## Your tasks
1. Format the entries starting at the line that contains "117, 789, 152]" and ending at the line that contains "page-title: full text" as a JSON list of strings, one string per line.
2. Pick up the forum thread on the loss of Milo at the point where it stops.

## Reading text
(begin)

He ate canned food up until yesterday and was still walking around the house, so I guess we were lucky because he didn't seem to suffer. He laid down tonight and didn't wake up. 

I'm so glad to be a part of this community because you understand what we are going through. Such an important part of our lives taken from us after a short 13 years. 

We still have our 3 year-old Toby, who was right there when Milo passed away, but we are devastated. Thank you for all your support.


----------



## jking (Feb 22, 2014)

I am so sorry for the loss of Milo. I know how devastating it is to lose them. You have my deepest sympathy.

Judy


----------



## tghsmith (Dec 9, 2010)

its tough to see one go that young..so sorry..


----------



## eldercat (Jul 3, 2015)

Much sympathy. Yes, it really really hurts when they go. And many people just brush off the pain of others, "oh it's only a cat, what's wrong with you?" No, it's a member of the family! (Poor silly people who never knew the bond of person to pet. Just think of what they miss!) He was very lucky to have you, no doubt you saved his life.


----------



## maggie23 (Mar 10, 2012)

I'm so sorry for your loss. he was a lucky lucky boy to have you and to also have had what sounds like an easy passing. I pray that I and my own kitties are as fortunate when the time comes. What a wonderful life he had with you! :heart


----------



## dseag2 (Nov 28, 2013)

Thank you all for your sympathy and replies. Here are two pictures that are "so Milo" that I will remember him by... chilling out and playing!


----------



## cat owner again (Dec 14, 2012)

(end)

[Lines of data]
(begin)

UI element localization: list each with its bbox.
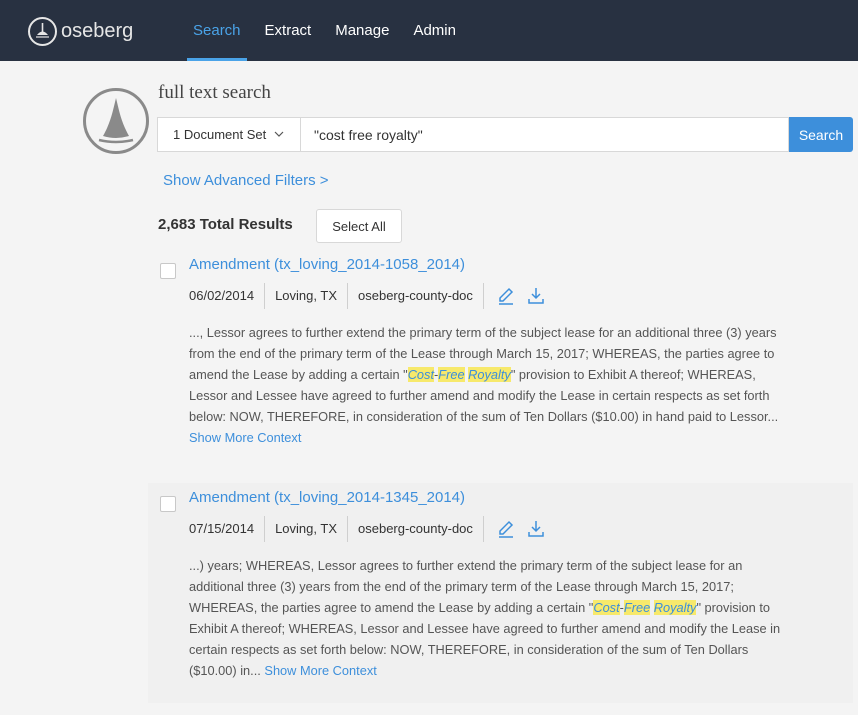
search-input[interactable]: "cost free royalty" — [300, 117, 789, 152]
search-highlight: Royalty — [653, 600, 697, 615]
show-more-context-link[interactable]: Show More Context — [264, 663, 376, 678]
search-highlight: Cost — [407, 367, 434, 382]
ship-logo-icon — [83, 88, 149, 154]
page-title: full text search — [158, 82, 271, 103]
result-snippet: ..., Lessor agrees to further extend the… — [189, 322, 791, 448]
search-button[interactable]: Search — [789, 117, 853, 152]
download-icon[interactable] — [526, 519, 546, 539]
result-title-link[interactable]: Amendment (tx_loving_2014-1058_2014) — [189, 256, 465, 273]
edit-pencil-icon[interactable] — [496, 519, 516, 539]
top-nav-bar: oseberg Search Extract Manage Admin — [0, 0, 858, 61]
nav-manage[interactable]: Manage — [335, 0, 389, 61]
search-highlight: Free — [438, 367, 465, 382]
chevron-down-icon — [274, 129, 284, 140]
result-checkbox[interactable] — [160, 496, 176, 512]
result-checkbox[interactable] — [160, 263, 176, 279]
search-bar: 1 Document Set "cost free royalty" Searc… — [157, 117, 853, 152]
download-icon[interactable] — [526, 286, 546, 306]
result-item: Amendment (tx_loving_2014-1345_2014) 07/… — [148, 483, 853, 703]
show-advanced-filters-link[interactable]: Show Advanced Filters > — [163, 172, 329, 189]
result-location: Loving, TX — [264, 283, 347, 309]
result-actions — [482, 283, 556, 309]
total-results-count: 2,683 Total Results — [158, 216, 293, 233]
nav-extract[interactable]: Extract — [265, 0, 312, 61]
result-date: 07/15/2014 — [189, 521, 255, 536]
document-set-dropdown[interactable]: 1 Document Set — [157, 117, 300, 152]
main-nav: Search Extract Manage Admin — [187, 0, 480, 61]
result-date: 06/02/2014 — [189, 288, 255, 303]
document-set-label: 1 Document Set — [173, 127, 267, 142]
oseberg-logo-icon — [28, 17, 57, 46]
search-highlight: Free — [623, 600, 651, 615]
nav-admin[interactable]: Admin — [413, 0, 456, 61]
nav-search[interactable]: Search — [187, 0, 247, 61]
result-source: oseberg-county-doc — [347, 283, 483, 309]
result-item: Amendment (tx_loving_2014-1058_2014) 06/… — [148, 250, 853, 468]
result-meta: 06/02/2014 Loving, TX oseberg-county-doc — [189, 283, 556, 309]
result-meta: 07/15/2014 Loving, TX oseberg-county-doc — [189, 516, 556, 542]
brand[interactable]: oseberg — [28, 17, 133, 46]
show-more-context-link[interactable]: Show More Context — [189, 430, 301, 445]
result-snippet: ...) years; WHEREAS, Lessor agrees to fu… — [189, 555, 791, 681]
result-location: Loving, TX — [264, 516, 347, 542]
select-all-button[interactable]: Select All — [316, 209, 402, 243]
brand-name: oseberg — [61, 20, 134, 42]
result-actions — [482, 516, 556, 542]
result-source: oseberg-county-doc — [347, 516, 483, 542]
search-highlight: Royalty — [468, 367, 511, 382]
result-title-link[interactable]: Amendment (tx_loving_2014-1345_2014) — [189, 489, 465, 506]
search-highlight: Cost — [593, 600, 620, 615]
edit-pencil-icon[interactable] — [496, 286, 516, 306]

(end)

## Answers to the exercise
1.
[
  "search-input[interactable]: \"cost free royalty\" — [300, 117, 789, 152]",
  "search-highlight: Royalty — [653, 600, 697, 615]",
  "show-more-context-link[interactable]: Show More Context — [264, 663, 376, 678]",
  "search-highlight: Cost — [407, 367, 434, 382]",
  "ship-logo-icon — [83, 88, 149, 154]",
  "page-title: full text search — [158, 82, 271, 103]"
]

2.
Oh my gosh, that photo of Milo chilling with feet crossed is precious. I am so sorry he had to leave you but he is pain free and in peace.


----------



## spirite (Jul 31, 2012)

I am so sorry about Milo.  I hope you can find a little bit of comfort knowing that he passed peacefully, at home, and without suffering.

What a beautiful face he had, and what great memories those two pictures will always bring for you. 

I hope Toby is ok. Hugs to you and head scratches for Toby.


----------



## maggie23 (Mar 10, 2012)

oh my gosh, what an ABSOLUTE cutie. thank you so much for sharing. the pics made me so happy!

SMILE!


----------



## catloverami (Jul 5, 2010)

Wonderful expression on Milo's face, and love his sleeping on his back pic. Yes, 13 years does seem young, as my beloved Alkee passed on a year ago at 12 yrs. I still miss her, but the consolation I have if that I will see her again in the spiritual world. So sorry for your loss, he's running free at the Rainbow Bridge, waiting for you some day.


----------



## dseag2 (Nov 28, 2013)

spirite said:


> I hope Toby is ok. Hugs to you and head scratches for Toby.


Yes, he was a beautiful boy. Toby seems to be doing fine. Thank you for asking. He was adopted from a shelter and gets along with all humans and cats. Although they weren't close, he used to groom Milo. Milo had gotten old by the time we adopted Toby, so there was very little playing involved.

Milo was clearly the head cat in the household. If Toby was laying in my lap and Milo came up, Toby would leave immediately. Today Toby spent a good 4 hours in my lap because he now has me all to himself. 

We are going to watch Toby and see if he shows signs of needing companionship. He is very attached to us, and sometimes he will cry outside my home office door when he needs attention. He still plays a lot, and if he seems lonely at times we will adopt another young cat to be his buddy. Honestly, it is nice to only have to care for 1 cat right now. We've had up to 3 at one time and although we loved them all it was taxing.


----------



## razzle (May 20, 2010)

OMG. I saw that first pic and burst out laughing. And the legs are crossed. Wish i could do that. My Razzle used to do that. I'm so sorry for your loss. RIP

Kathy


----------



## dseag2 (Nov 28, 2013)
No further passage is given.